▶ **THE EXERCISE**
Copy each line of the data below exactly, leaving out pictures.

GIVEN INFORMATION start

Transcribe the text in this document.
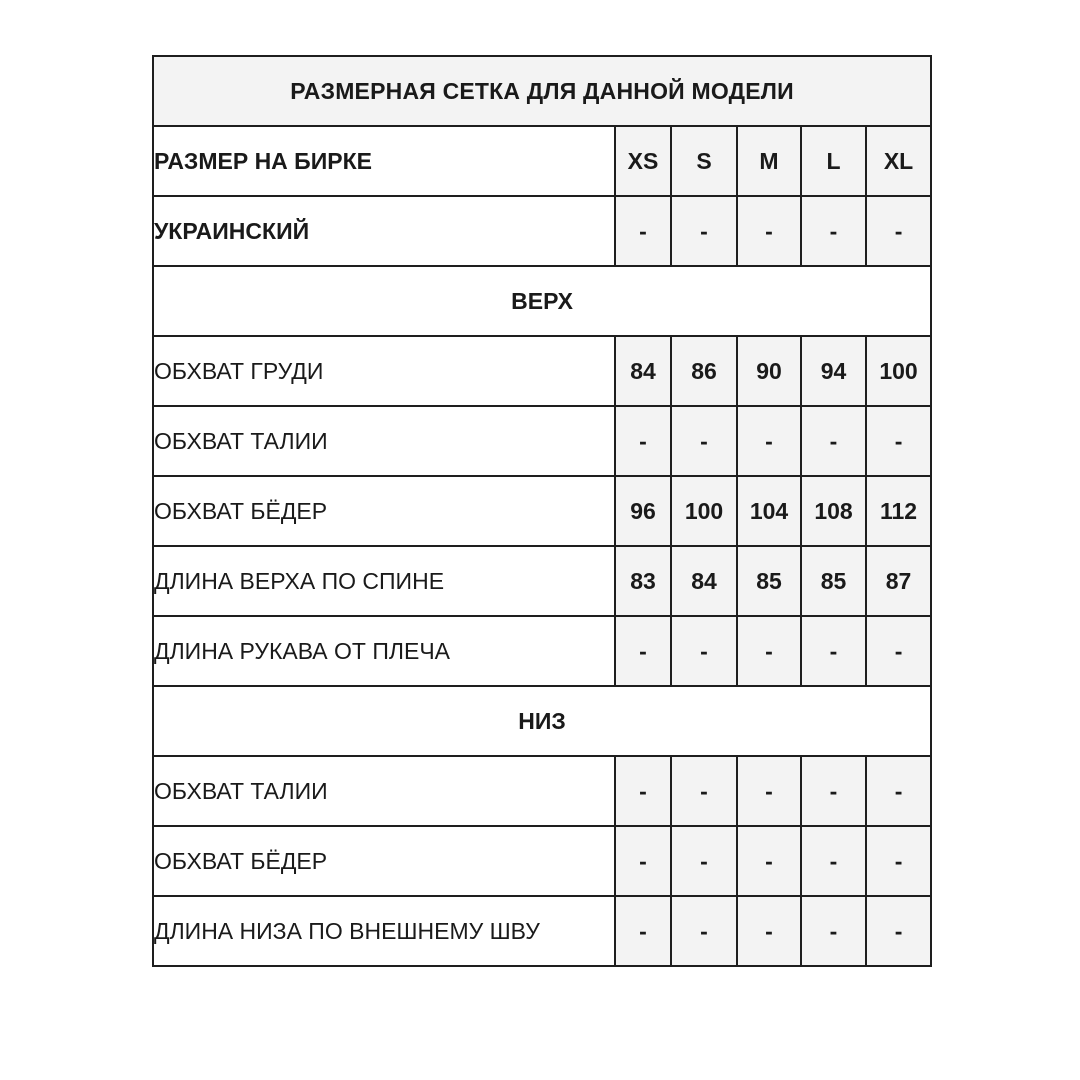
РАЗМЕРНАЯ СЕТКА ДЛЯ ДАННОЙ МОДЕЛИ					
РАЗМЕР НА БИРКЕ	XS	S	M	L	XL
УКРАИНСКИЙ	-	-	-	-	-
ВЕРХ					
ОБХВАТ ГРУДИ	84	86	90	94	100
ОБХВАТ ТАЛИИ	-	-	-	-	-
ОБХВАТ БЁДЕР	96	100	104	108	112
ДЛИНА ВЕРХА ПО СПИНЕ	83	84	85	85	87
ДЛИНА РУКАВА ОТ ПЛЕЧА	-	-	-	-	-
НИЗ					
ОБХВАТ ТАЛИИ	-	-	-	-	-
ОБХВАТ БЁДЕР	-	-	-	-	-
ДЛИНА НИЗА ПО ВНЕШНЕМУ ШВУ	-	-	-	-	-
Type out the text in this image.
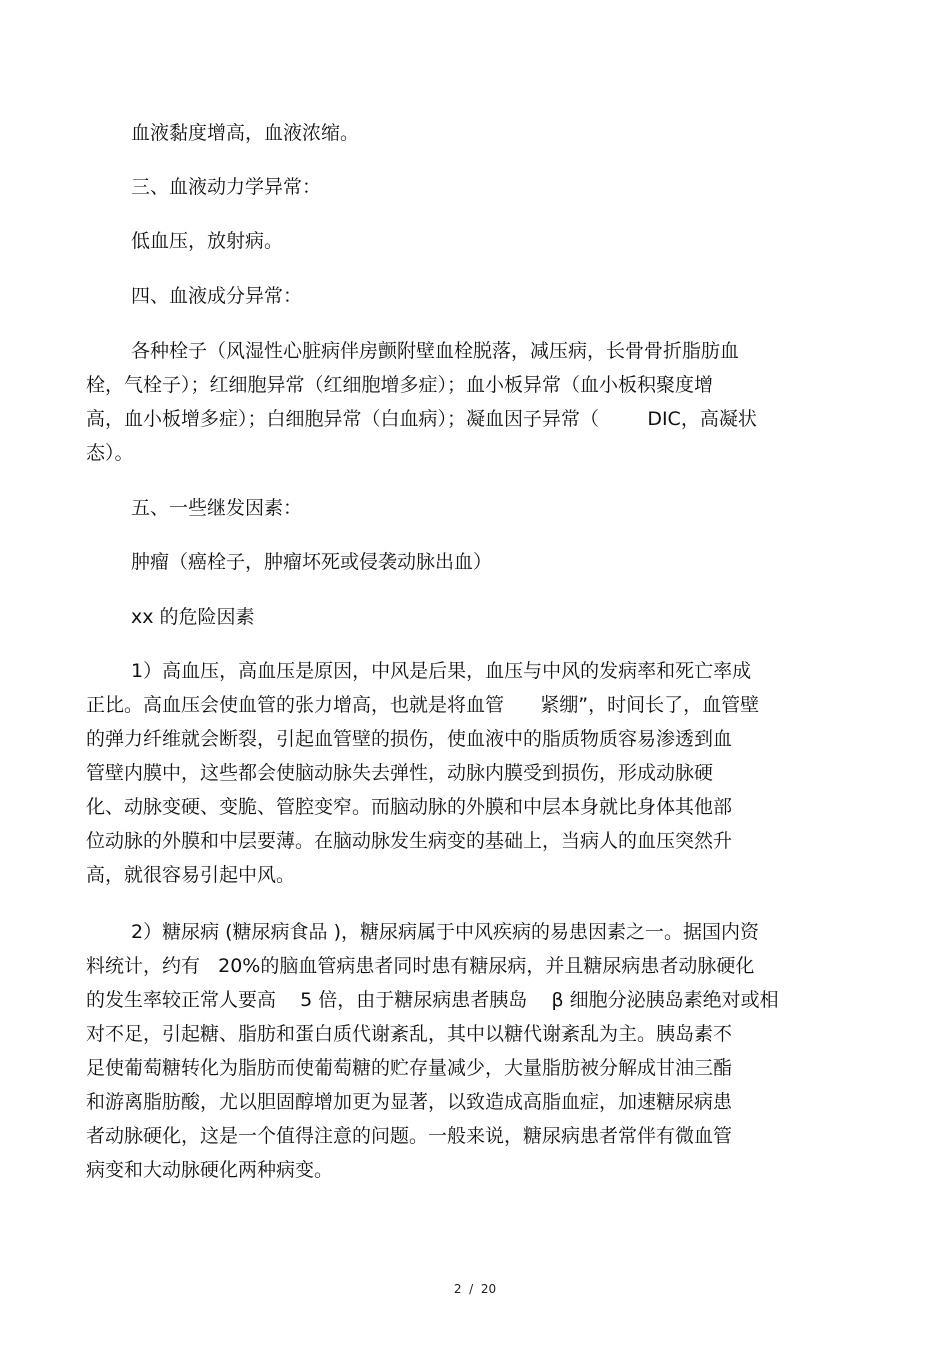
血液黏度增高，血液浓缩。
三、血液动力学异常：
低血压，放射病。
四、血液成分异常：
各种栓子（风湿性心脏病伴房颤附壁血栓脱落，减压病，长骨骨折脂肪血
栓，气栓子）；红细胞异常（红细胞增多症）；血小板异常（血小板积聚度增
高，血小板增多症）；白细胞异常（白血病）；凝血因子异常（        DIC，高凝状
态）。
五、一些继发因素：
肿瘤（癌栓子，肿瘤坏死或侵袭动脉出血）
xx 的危险因素
1）高血压，高血压是原因，中风是后果，血压与中风的发病率和死亡率成
正比。高血压会使血管的张力增高，也就是将血管      紧绷”，时间长了，血管壁
的弹力纤维就会断裂，引起血管壁的损伤，使血液中的脂质物质容易渗透到血
管壁内膜中，这些都会使脑动脉失去弹性，动脉内膜受到损伤，形成动脉硬
化、动脉变硬、变脆、管腔变窄。而脑动脉的外膜和中层本身就比身体其他部
位动脉的外膜和中层要薄。在脑动脉发生病变的基础上，当病人的血压突然升
高，就很容易引起中风。
2）糖尿病 (糖尿病食品 )，糖尿病属于中风疾病的易患因素之一。据国内资
料统计，约有   20%的脑血管病患者同时患有糖尿病，并且糖尿病患者动脉硬化
的发生率较正常人要高    5 倍，由于糖尿病患者胰岛    β 细胞分泌胰岛素绝对或相
对不足，引起糖、脂肪和蛋白质代谢紊乱，其中以糖代谢紊乱为主。胰岛素不
足使葡萄糖转化为脂肪而使葡萄糖的贮存量减少，大量脂肪被分解成甘油三酯
和游离脂肪酸，尤以胆固醇增加更为显著，以致造成高脂血症，加速糖尿病患
者动脉硬化，这是一个值得注意的问题。一般来说，糖尿病患者常伴有微血管
病变和大动脉硬化两种病变。
2  /  20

GIVEN INFORMATION end

▶ **TASK RESULT**
Transcribe the text in this document.
РАЗМЕРНАЯ СЕТКА ДЛЯ ДАННОЙ МОДЕЛИ					
РАЗМЕР НА БИРКЕ	XS	S	M	L	XL
УКРАИНСКИЙ	-	-	-	-	-
ВЕРХ					
ОБХВАТ ГРУДИ	84	86	90	94	100
ОБХВАТ ТАЛИИ	-	-	-	-	-
ОБХВАТ БЁДЕР	96	100	104	108	112
ДЛИНА ВЕРХА ПО СПИНЕ	83	84	85	85	87
ДЛИНА РУКАВА ОТ ПЛЕЧА	-	-	-	-	-
НИЗ					
ОБХВАТ ТАЛИИ	-	-	-	-	-
ОБХВАТ БЁДЕР	-	-	-	-	-
ДЛИНА НИЗА ПО ВНЕШНЕМУ ШВУ	-	-	-	-	-
Type out the text in this image.
血液黏度增高，血液浓缩。
三、血液动力学异常：
低血压，放射病。
四、血液成分异常：
各种栓子（风湿性心脏病伴房颤附壁血栓脱落，减压病，长骨骨折脂肪血
栓，气栓子）；红细胞异常（红细胞增多症）；血小板异常（血小板积聚度增
高，血小板增多症）；白细胞异常（白血病）；凝血因子异常（        DIC，高凝状
态）。
五、一些继发因素：
肿瘤（癌栓子，肿瘤坏死或侵袭动脉出血）
xx 的危险因素
1）高血压，高血压是原因，中风是后果，血压与中风的发病率和死亡率成
正比。高血压会使血管的张力增高，也就是将血管      紧绷”，时间长了，血管壁
的弹力纤维就会断裂，引起血管壁的损伤，使血液中的脂质物质容易渗透到血
管壁内膜中，这些都会使脑动脉失去弹性，动脉内膜受到损伤，形成动脉硬
化、动脉变硬、变脆、管腔变窄。而脑动脉的外膜和中层本身就比身体其他部
位动脉的外膜和中层要薄。在脑动脉发生病变的基础上，当病人的血压突然升
高，就很容易引起中风。
2）糖尿病 (糖尿病食品 )，糖尿病属于中风疾病的易患因素之一。据国内资
料统计，约有   20%的脑血管病患者同时患有糖尿病，并且糖尿病患者动脉硬化
的发生率较正常人要高    5 倍，由于糖尿病患者胰岛    β 细胞分泌胰岛素绝对或相
对不足，引起糖、脂肪和蛋白质代谢紊乱，其中以糖代谢紊乱为主。胰岛素不
足使葡萄糖转化为脂肪而使葡萄糖的贮存量减少，大量脂肪被分解成甘油三酯
和游离脂肪酸，尤以胆固醇增加更为显著，以致造成高脂血症，加速糖尿病患
者动脉硬化，这是一个值得注意的问题。一般来说，糖尿病患者常伴有微血管
病变和大动脉硬化两种病变。
2  /  20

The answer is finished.